Requirement
Repeat, exactly and in full, the lines of the listing below, but without any pictures.

Material for this exercise
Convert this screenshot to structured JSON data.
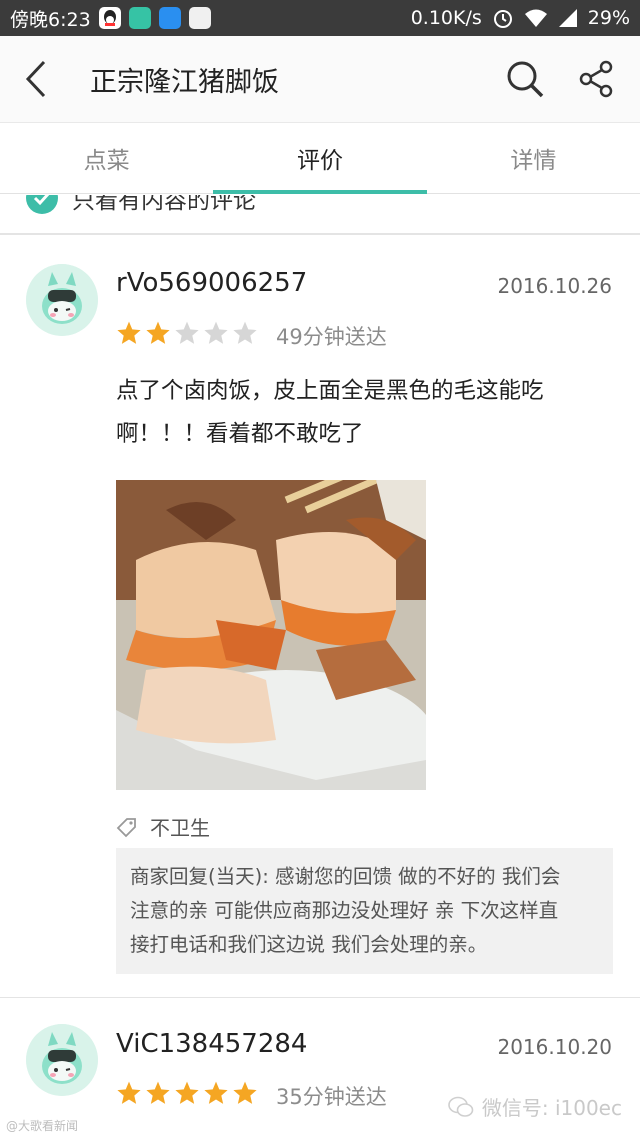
{
  "status_bar": {
    "time": "傍晚6:23",
    "network_speed": "0.10K/s",
    "battery": "29%"
  },
  "app_bar": {
    "title": "正宗隆江猪脚饭"
  },
  "tabs": [
    {
      "label": "点菜",
      "active": false
    },
    {
      "label": "评价",
      "active": true
    },
    {
      "label": "详情",
      "active": false
    }
  ],
  "filter": {
    "label": "只看有内容的评论",
    "checked": true
  },
  "reviews": [
    {
      "username": "rVo569006257",
      "date": "2016.10.26",
      "rating": 2,
      "max_rating": 5,
      "delivery": "49分钟送达",
      "text_lines": [
        "点了个卤肉饭，皮上面全是黑色的毛这能吃",
        "啊！！！看着都不敢吃了"
      ],
      "tag": "不卫生",
      "reply_lines": [
        "商家回复(当天): 感谢您的回馈 做的不好的 我们会",
        "注意的亲 可能供应商那边没处理好 亲 下次这样直",
        "接打电话和我们这边说 我们会处理的亲。"
      ]
    },
    {
      "username": "ViC138457284",
      "date": "2016.10.20",
      "rating": 5,
      "max_rating": 5,
      "delivery": "35分钟送达"
    }
  ],
  "watermark": {
    "right_text": "微信号: i100ec",
    "left_text": "@大歌看新闻"
  },
  "colors": {
    "accent": "#3dbda8",
    "star_on": "#f5a623",
    "star_off": "#d6d6d6",
    "status_bar": "#3b3b3b"
  }
}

Reply to the task
Convert this screenshot to structured JSON data.
{
  "status_bar": {
    "time": "傍晚6:23",
    "network_speed": "0.10K/s",
    "battery": "29%"
  },
  "app_bar": {
    "title": "正宗隆江猪脚饭"
  },
  "tabs": [
    {
      "label": "点菜",
      "active": false
    },
    {
      "label": "评价",
      "active": true
    },
    {
      "label": "详情",
      "active": false
    }
  ],
  "filter": {
    "label": "只看有内容的评论",
    "checked": true
  },
  "reviews": [
    {
      "username": "rVo569006257",
      "date": "2016.10.26",
      "rating": 2,
      "max_rating": 5,
      "delivery": "49分钟送达",
      "text_lines": [
        "点了个卤肉饭，皮上面全是黑色的毛这能吃",
        "啊！！！看着都不敢吃了"
      ],
      "tag": "不卫生",
      "reply_lines": [
        "商家回复(当天): 感谢您的回馈 做的不好的 我们会",
        "注意的亲 可能供应商那边没处理好 亲 下次这样直",
        "接打电话和我们这边说 我们会处理的亲。"
      ]
    },
    {
      "username": "ViC138457284",
      "date": "2016.10.20",
      "rating": 5,
      "max_rating": 5,
      "delivery": "35分钟送达"
    }
  ],
  "watermark": {
    "right_text": "微信号: i100ec",
    "left_text": "@大歌看新闻"
  },
  "colors": {
    "accent": "#3dbda8",
    "star_on": "#f5a623",
    "star_off": "#d6d6d6",
    "status_bar": "#3b3b3b"
  }
}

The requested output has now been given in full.